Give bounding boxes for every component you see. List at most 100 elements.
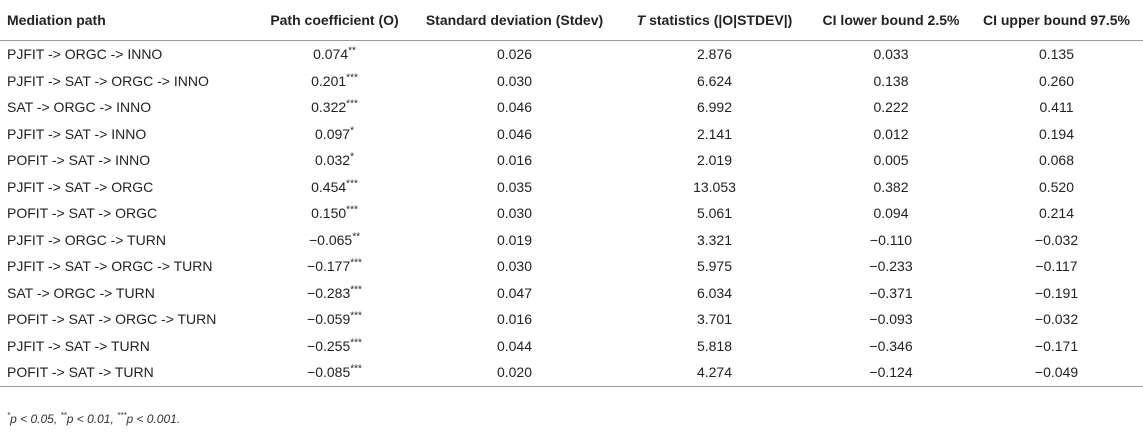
cell-ci-upper: −0.032 xyxy=(1034,231,1079,248)
cell-ci-upper: 0.214 xyxy=(1038,205,1075,222)
table-footnote: *p < 0.05, **p < 0.01, ***p < 0.001. xyxy=(7,411,180,426)
table-body: PJFIT -> ORGC -> INNO 0.074** 0.026 2.87… xyxy=(0,41,1143,387)
cell-path: POFIT -> SAT -> ORGC -> TURN xyxy=(7,311,217,328)
footnote-marker-1: * xyxy=(7,411,11,420)
footnote-text-1: p < 0.05, xyxy=(10,412,61,426)
table-row: PJFIT -> SAT -> ORGC -> TURN −0.177*** 0… xyxy=(0,253,1143,280)
coef-value: 0.150 xyxy=(311,205,347,222)
table-row: SAT -> ORGC -> INNO 0.322*** 0.046 6.992… xyxy=(0,94,1143,121)
cell-t-statistic: 3.321 xyxy=(696,231,733,248)
cell-coefficient: 0.097* xyxy=(257,121,412,148)
cell-path: POFIT -> SAT -> TURN xyxy=(0,359,257,387)
cell-coefficient: 0.454*** xyxy=(257,174,412,201)
cell-stdev: 0.046 xyxy=(496,99,533,116)
footnote-text-2: p < 0.01, xyxy=(66,412,118,426)
table-row: POFIT -> SAT -> INNO 0.032* 0.016 2.019 … xyxy=(0,147,1143,174)
cell-path: PJFIT -> SAT -> ORGC -> TURN xyxy=(7,258,213,275)
cell-ci-lower: −0.093 xyxy=(869,311,913,328)
cell-stdev: 0.019 xyxy=(496,231,533,248)
significance-marker: *** xyxy=(350,310,362,322)
cell-path: PJFIT -> ORGC -> INNO xyxy=(7,46,163,63)
cell-t-statistic: 5.818 xyxy=(696,337,733,354)
cell-stdev: 0.030 xyxy=(496,72,533,89)
cell-stdev: 0.044 xyxy=(496,337,533,354)
significance-marker: *** xyxy=(346,204,358,216)
cell-coefficient: −0.177*** xyxy=(257,253,412,280)
cell-ci-upper: 0.411 xyxy=(1039,99,1074,116)
table-row: PJFIT -> ORGC -> INNO 0.074** 0.026 2.87… xyxy=(0,41,1143,68)
cell-stdev: 0.016 xyxy=(496,311,533,328)
cell-t-statistic: 6.992 xyxy=(696,99,733,116)
cell-ci-lower: 0.382 xyxy=(873,178,909,195)
cell-ci-upper: −0.171 xyxy=(1034,337,1079,354)
cell-coefficient: −0.283*** xyxy=(257,280,412,307)
cell-t-statistic: 3.701 xyxy=(696,311,733,328)
cell-stdev: 0.016 xyxy=(496,152,533,169)
cell-path: POFIT -> SAT -> ORGC xyxy=(7,205,158,222)
cell-ci-lower: −0.233 xyxy=(869,258,913,275)
table-row: POFIT -> SAT -> TURN −0.085*** 0.020 4.2… xyxy=(0,359,1143,387)
cell-t-statistic: 2.876 xyxy=(696,46,733,63)
cell-path: PJFIT -> SAT -> TURN xyxy=(7,337,150,354)
cell-stdev: 0.030 xyxy=(496,258,533,275)
cell-t-statistic: 2.141 xyxy=(696,125,733,142)
table-row: SAT -> ORGC -> TURN −0.283*** 0.047 6.03… xyxy=(0,280,1143,307)
cell-ci-lower: 0.094 xyxy=(873,205,909,222)
coef-value: −0.085 xyxy=(307,364,351,381)
cell-path: SAT -> ORGC -> TURN xyxy=(7,284,155,301)
cell-ci-lower: 0.138 xyxy=(873,72,909,89)
coef-value: −0.177 xyxy=(307,258,351,275)
coef-value: 0.454 xyxy=(311,178,347,195)
cell-ci-lower: 0.005 xyxy=(873,152,909,169)
coef-value: −0.255 xyxy=(307,337,351,354)
cell-coefficient: −0.255*** xyxy=(257,333,412,360)
header-row: Mediation path Path coefficient (O) Stan… xyxy=(0,0,1143,41)
coef-value: 0.201 xyxy=(311,72,347,89)
coef-value: 0.074 xyxy=(313,46,349,63)
footnote-marker-3: *** xyxy=(117,411,127,420)
mediation-table: Mediation path Path coefficient (O) Stan… xyxy=(0,0,1143,387)
cell-coefficient: 0.074** xyxy=(257,41,412,68)
cell-path: POFIT -> SAT -> INNO xyxy=(7,152,151,169)
coef-value: −0.065 xyxy=(308,231,353,248)
cell-ci-upper: 0.194 xyxy=(1038,125,1075,142)
cell-t-statistic: 13.053 xyxy=(693,178,736,195)
significance-marker: *** xyxy=(346,72,358,84)
header-ci-lower: CI lower bound 2.5% xyxy=(812,0,970,41)
significance-marker: *** xyxy=(350,337,362,349)
cell-ci-lower: 0.012 xyxy=(873,125,909,142)
cell-ci-upper: 0.520 xyxy=(1038,178,1075,195)
cell-coefficient: 0.322*** xyxy=(257,94,412,121)
table-row: PJFIT -> SAT -> TURN −0.255*** 0.044 5.8… xyxy=(0,333,1143,360)
cell-path: PJFIT -> SAT -> INNO xyxy=(7,125,147,142)
cell-t-statistic: 6.624 xyxy=(696,72,733,89)
cell-t-statistic: 5.975 xyxy=(696,258,733,275)
table-row: PJFIT -> ORGC -> TURN −0.065** 0.019 3.3… xyxy=(0,227,1143,254)
header-t-italic: T xyxy=(636,12,646,28)
header-mediation-path: Mediation path xyxy=(0,0,257,41)
table-header: Mediation path Path coefficient (O) Stan… xyxy=(0,0,1143,41)
header-t-statistics: T statistics (|O|STDEV|) xyxy=(617,0,812,41)
cell-coefficient: −0.059*** xyxy=(257,306,412,333)
significance-marker: ** xyxy=(348,45,356,57)
cell-ci-lower: 0.222 xyxy=(873,99,909,116)
cell-stdev: 0.035 xyxy=(496,178,533,195)
header-t-rest: statistics (|O|STDEV|) xyxy=(645,12,793,28)
cell-t-statistic: 6.034 xyxy=(696,284,733,301)
cell-ci-lower: −0.371 xyxy=(869,284,913,301)
header-standard-deviation: Standard deviation (Stdev) xyxy=(412,0,617,41)
table-row: POFIT -> SAT -> ORGC 0.150*** 0.030 5.06… xyxy=(0,200,1143,227)
significance-marker: *** xyxy=(346,98,358,110)
footnote-text-3: p < 0.001. xyxy=(126,412,181,426)
cell-ci-upper: −0.032 xyxy=(1034,311,1079,328)
cell-stdev: 0.046 xyxy=(496,125,533,142)
cell-ci-lower: −0.124 xyxy=(812,359,970,387)
cell-ci-upper: 0.068 xyxy=(1038,152,1075,169)
cell-ci-lower: −0.110 xyxy=(869,231,913,248)
significance-marker: * xyxy=(350,125,354,137)
cell-path: PJFIT -> SAT -> ORGC -> INNO xyxy=(7,72,209,89)
footnote-marker-2: ** xyxy=(60,411,67,420)
cell-ci-upper: 0.260 xyxy=(1038,72,1075,89)
significance-marker: *** xyxy=(350,257,362,269)
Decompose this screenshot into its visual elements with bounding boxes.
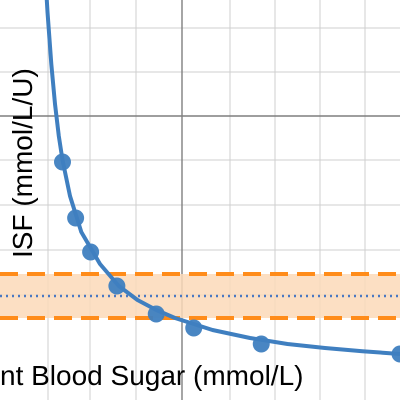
data-point — [67, 209, 85, 227]
series — [44, 0, 400, 363]
x-axis-label: nt Blood Sugar (mmol/L) — [0, 360, 303, 391]
data-point — [108, 277, 126, 295]
data-point — [391, 345, 400, 363]
data-point — [252, 335, 270, 353]
data-point — [54, 153, 71, 171]
data-point — [185, 319, 203, 337]
y-axis-label: ISF (mmol/L/U) — [7, 68, 38, 258]
target-band — [0, 272, 400, 320]
data-point — [147, 305, 165, 323]
data-point — [82, 243, 100, 261]
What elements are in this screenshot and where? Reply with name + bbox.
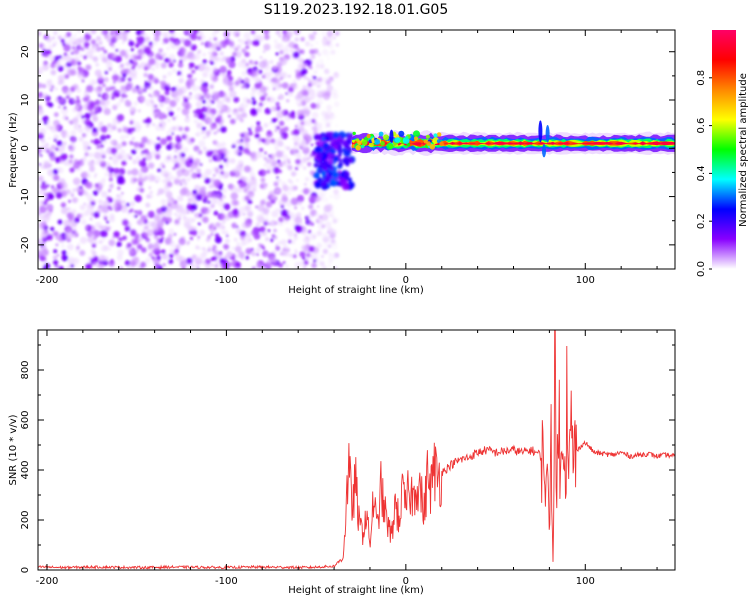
colorbar-tick-label: 0.6 <box>696 118 707 134</box>
colorbar-tick-label: 0.2 <box>696 213 707 229</box>
spectrogram-y-tick-label: 10 <box>20 94 31 107</box>
snr-x-tick-label: -100 <box>215 576 238 587</box>
spectrogram-x-ticks: -200 -100 0 100 <box>36 30 658 286</box>
spectrogram-y-tick-label: -10 <box>20 188 31 204</box>
snr-y-tick-label: 400 <box>20 460 31 479</box>
colorbar-ticks: 0.0 0.2 0.4 0.6 0.8 <box>696 70 712 277</box>
snr-y-tick-label: 600 <box>20 410 31 429</box>
snr-x-tick-label: 0 <box>403 576 409 587</box>
colorbar-label: Normalized spectral amplitude <box>738 73 749 227</box>
spectrogram-frame <box>37 29 676 270</box>
spectrogram-x-tick-label: -200 <box>36 275 59 286</box>
colorbar-strip <box>712 30 736 269</box>
snr-x-ticks: -200 -100 0 100 <box>36 330 658 587</box>
spectrogram-y-label: Frequency (Hz) <box>8 112 19 188</box>
snr-x-tick-label: 100 <box>576 576 595 587</box>
spectrogram-tonal-line <box>351 120 675 158</box>
spectrogram-y-tick-label: 0 <box>20 145 31 151</box>
snr-frame <box>37 329 676 571</box>
spectrogram-y-ticks: -20 -10 0 10 20 <box>20 45 675 270</box>
snr-y-tick-label: 800 <box>20 360 31 379</box>
snr-x-tick-label: -200 <box>36 576 59 587</box>
snr-x-label: Height of straight line (km) <box>288 585 424 596</box>
spectrogram-heatmap <box>38 30 675 269</box>
spectrogram-y-tick-label: 20 <box>20 45 31 58</box>
colorbar: 0.0 0.2 0.4 0.6 0.8 Normalized spectral ampl… <box>696 30 749 277</box>
colorbar-tick-label: 0.0 <box>696 261 707 277</box>
snr-y-tick-label: 0 <box>20 567 31 573</box>
chart-title: S119.2023.192.18.01.G05 <box>264 2 449 18</box>
colorbar-tick-label: 0.8 <box>696 70 707 86</box>
spectrogram-onset-region <box>313 131 356 191</box>
spectrogram-x-label: Height of straight line (km) <box>288 285 424 296</box>
colorbar-tick-label: 0.4 <box>696 165 707 181</box>
spectrogram-y-tick-label: -20 <box>20 237 31 253</box>
snr-series-line <box>38 330 675 570</box>
snr-y-label: SNR (10 * v/v) <box>8 414 19 485</box>
spectrogram-x-tick-label: -100 <box>215 275 238 286</box>
snr-y-ticks: 0 200 400 600 800 <box>20 344 675 573</box>
spectrogram-noise-region <box>38 30 341 269</box>
spectrogram-x-tick-label: 0 <box>403 275 409 286</box>
snr-y-tick-label: 200 <box>20 510 31 529</box>
snr-panel: -200 -100 0 100 0 200 400 600 800 Height of str… <box>8 329 676 596</box>
spectrogram-x-tick-label: 100 <box>576 275 595 286</box>
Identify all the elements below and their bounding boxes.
————————
→ WHAT IS NEEDED
Quote the rows from the one containing "colorbar-tick-label: 0.6 <box>696" through the one containing "colorbar-ticks: 0.0 0.2", keeping each line unchanged.

→ EXERCISE SOLUTION
colorbar-tick-label: 0.6 <box>696 118 707 134</box>
colorbar-tick-label: 0.2 <box>696 213 707 229</box>
spectrogram-y-tick-label: 10 <box>20 94 31 107</box>
snr-x-tick-label: -100 <box>215 576 238 587</box>
spectrogram-x-ticks: -200 -100 0 100 <box>36 30 658 286</box>
spectrogram-y-tick-label: -10 <box>20 188 31 204</box>
snr-y-tick-label: 400 <box>20 460 31 479</box>
colorbar-ticks: 0.0 0.2 0.4 0.6 0.8 <box>696 70 712 277</box>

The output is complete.